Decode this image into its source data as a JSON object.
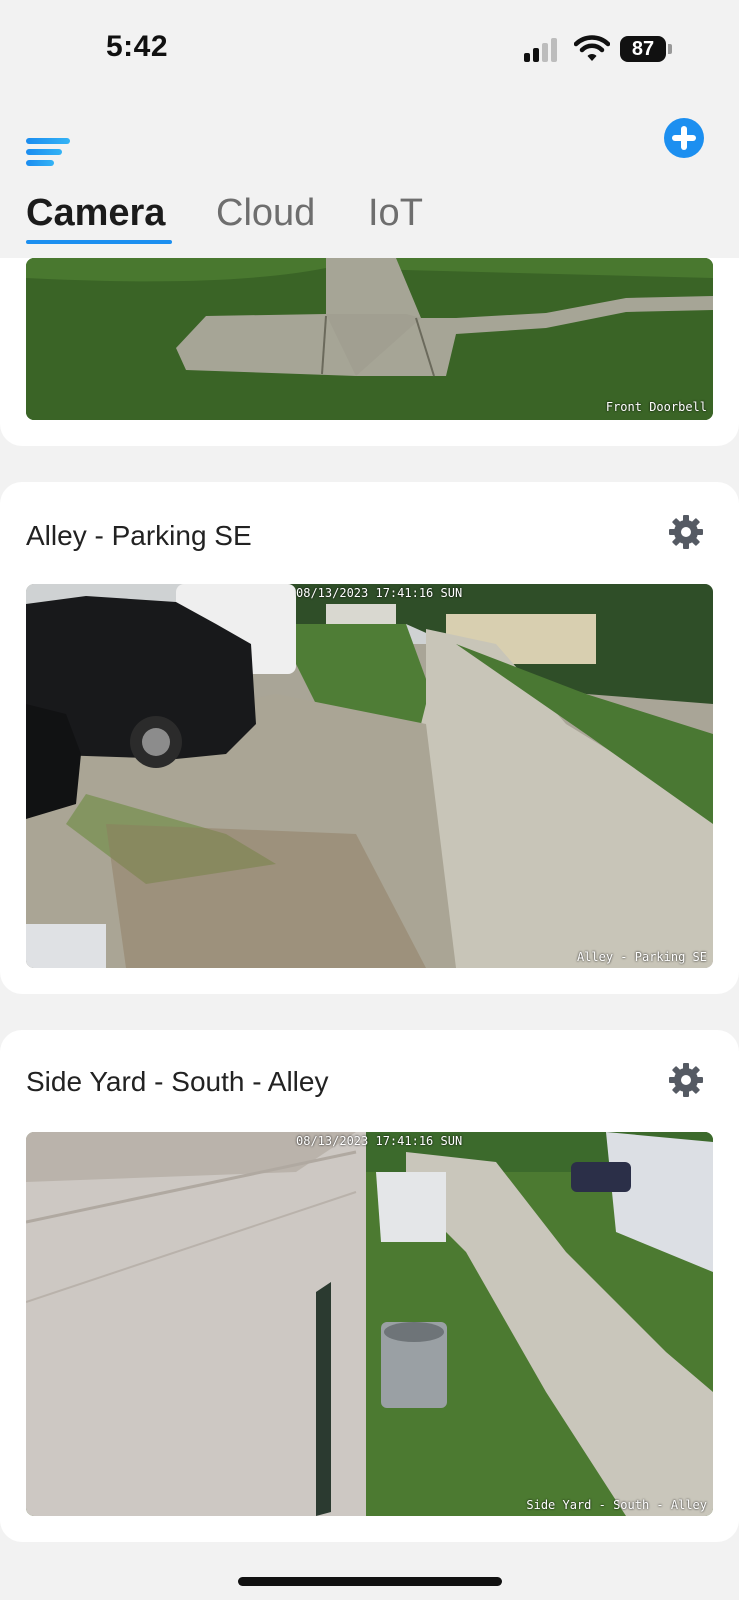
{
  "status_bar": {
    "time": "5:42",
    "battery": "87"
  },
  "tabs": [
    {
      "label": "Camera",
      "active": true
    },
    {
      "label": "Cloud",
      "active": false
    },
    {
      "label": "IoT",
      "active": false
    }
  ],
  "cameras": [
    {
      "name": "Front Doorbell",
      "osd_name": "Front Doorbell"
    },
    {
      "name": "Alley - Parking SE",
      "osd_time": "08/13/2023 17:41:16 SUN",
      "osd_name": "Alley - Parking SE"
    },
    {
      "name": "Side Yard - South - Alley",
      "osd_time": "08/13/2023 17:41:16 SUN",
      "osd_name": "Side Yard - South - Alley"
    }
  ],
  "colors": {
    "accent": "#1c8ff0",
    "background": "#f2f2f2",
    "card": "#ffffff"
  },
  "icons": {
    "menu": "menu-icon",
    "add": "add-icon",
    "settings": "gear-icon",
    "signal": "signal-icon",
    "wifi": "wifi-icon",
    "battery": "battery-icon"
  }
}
...
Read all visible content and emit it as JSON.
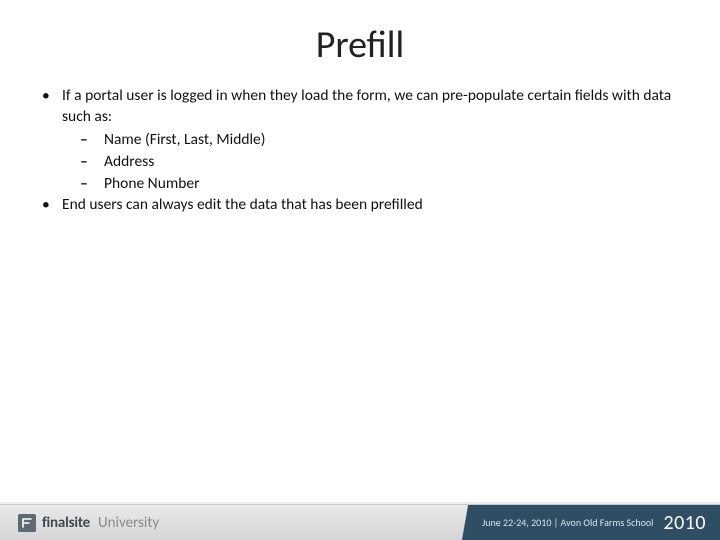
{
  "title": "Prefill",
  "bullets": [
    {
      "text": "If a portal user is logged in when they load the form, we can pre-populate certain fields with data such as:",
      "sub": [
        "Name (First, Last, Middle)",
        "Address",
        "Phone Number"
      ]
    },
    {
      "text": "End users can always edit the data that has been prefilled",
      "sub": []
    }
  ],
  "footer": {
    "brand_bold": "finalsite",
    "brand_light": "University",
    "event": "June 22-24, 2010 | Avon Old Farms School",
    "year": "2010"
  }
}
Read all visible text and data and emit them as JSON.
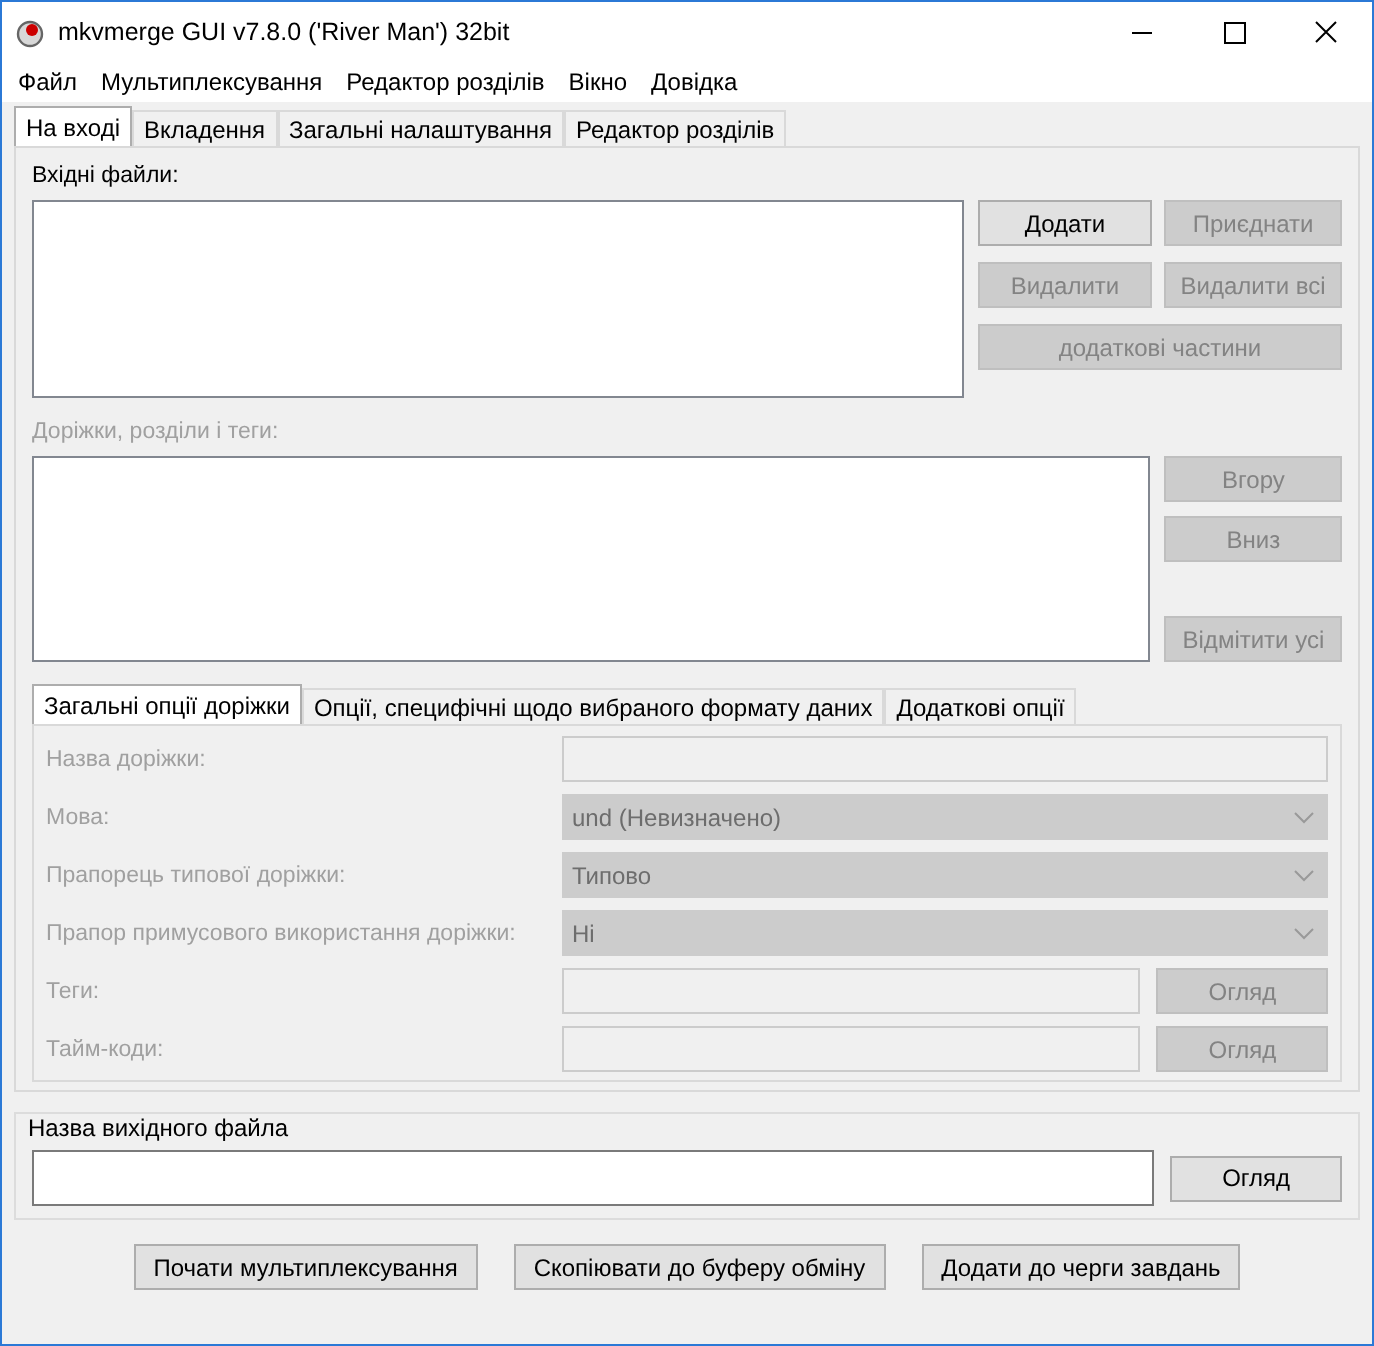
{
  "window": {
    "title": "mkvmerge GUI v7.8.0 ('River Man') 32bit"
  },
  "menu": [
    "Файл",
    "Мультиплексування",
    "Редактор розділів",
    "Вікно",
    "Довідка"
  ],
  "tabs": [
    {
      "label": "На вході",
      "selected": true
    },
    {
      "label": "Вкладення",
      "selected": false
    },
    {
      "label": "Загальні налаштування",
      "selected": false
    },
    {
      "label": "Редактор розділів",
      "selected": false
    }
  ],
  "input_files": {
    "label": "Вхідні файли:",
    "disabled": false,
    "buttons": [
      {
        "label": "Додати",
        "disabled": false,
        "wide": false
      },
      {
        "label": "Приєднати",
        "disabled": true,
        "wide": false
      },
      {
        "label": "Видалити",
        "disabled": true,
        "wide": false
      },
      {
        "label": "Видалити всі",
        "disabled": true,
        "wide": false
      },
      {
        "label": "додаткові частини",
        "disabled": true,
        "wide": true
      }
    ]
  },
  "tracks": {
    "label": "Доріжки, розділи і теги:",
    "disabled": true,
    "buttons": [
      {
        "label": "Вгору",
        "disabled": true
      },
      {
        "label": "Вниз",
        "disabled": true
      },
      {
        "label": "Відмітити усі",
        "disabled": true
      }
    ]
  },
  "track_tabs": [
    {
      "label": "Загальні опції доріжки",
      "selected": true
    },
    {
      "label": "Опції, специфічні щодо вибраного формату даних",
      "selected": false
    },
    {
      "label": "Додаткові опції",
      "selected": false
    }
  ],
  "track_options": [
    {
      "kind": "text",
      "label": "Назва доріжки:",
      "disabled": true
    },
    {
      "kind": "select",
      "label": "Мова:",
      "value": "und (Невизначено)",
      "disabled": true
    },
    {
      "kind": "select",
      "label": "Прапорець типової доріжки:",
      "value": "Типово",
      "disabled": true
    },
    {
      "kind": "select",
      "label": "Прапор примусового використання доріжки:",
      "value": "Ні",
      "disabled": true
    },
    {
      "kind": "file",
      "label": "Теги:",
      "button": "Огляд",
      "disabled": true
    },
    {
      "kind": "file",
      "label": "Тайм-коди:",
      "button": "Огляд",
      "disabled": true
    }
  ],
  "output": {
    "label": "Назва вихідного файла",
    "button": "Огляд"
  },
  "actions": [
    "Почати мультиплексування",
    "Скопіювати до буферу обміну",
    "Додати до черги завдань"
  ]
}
--
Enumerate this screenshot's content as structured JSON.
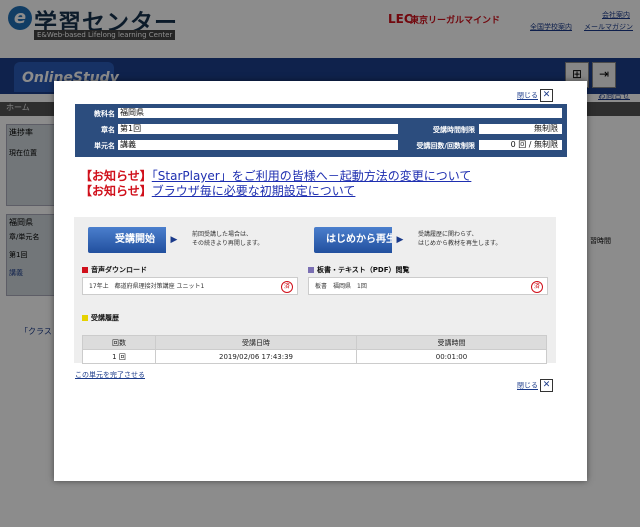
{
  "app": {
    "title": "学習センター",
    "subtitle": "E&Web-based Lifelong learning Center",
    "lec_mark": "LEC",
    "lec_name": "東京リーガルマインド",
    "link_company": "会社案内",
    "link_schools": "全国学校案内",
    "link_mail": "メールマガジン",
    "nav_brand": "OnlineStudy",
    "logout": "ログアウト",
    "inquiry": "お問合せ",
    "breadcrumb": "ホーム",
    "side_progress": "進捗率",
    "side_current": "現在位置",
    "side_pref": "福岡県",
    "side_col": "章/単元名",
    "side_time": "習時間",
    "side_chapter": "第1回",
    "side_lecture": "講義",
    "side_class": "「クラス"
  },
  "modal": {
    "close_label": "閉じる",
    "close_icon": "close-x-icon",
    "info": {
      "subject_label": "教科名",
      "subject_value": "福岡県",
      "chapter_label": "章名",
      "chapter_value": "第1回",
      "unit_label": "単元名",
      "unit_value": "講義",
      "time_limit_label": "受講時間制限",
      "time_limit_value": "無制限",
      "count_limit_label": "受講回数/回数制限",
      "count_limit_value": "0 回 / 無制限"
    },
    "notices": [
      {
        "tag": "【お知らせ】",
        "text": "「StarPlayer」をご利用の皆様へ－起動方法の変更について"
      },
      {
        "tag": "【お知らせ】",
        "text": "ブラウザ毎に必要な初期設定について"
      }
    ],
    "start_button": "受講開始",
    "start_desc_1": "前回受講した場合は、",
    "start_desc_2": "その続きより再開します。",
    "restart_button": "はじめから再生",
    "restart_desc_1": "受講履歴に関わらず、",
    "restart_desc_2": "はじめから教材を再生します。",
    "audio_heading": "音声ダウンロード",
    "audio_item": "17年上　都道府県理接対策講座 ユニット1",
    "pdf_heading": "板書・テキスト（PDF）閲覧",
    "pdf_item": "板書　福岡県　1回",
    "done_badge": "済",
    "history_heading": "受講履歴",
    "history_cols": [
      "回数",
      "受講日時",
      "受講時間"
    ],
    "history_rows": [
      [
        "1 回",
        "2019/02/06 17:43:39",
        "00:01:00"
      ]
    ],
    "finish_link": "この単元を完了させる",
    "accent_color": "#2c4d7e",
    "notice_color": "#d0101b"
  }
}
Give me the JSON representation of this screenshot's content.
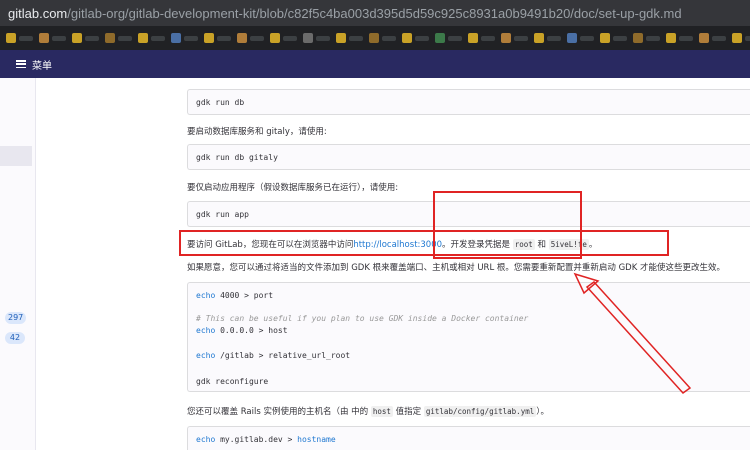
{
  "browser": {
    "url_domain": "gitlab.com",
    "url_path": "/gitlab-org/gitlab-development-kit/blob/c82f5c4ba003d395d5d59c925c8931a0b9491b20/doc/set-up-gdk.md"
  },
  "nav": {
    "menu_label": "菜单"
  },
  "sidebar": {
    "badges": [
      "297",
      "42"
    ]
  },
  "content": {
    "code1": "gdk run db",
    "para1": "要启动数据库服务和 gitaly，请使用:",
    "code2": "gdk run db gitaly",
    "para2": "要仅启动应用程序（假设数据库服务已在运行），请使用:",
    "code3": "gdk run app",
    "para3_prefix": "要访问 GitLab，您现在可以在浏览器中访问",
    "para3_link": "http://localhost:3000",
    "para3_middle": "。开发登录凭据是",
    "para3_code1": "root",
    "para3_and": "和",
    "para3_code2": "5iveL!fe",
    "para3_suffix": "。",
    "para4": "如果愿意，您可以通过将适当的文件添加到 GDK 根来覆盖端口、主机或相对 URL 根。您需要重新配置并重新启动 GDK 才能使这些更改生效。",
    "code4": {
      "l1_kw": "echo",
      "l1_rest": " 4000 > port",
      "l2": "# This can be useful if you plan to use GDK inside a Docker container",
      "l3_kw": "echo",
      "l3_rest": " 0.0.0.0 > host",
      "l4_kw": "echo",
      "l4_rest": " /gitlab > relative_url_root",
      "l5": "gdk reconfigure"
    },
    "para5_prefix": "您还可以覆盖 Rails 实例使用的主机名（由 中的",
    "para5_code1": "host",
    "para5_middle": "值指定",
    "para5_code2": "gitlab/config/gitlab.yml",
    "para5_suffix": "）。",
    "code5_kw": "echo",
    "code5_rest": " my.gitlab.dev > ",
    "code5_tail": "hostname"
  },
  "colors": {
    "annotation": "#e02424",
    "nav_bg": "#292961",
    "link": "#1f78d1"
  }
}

**What you will do**
Pull out every line containing "text".

**Expected answer**
      "text": "If a portal user is logged in when they load the form, we can pre-populate certain fields with data such as:",
      "text": "End users can always edit the data that has been prefilled",
Read all visible text and data and emit them as JSON.
      "kind": "text",
        "text": "「StarPlayer」をご利用の皆様へ－起動方法の変更について"
        "text": "ブラウザ毎に必要な初期設定について"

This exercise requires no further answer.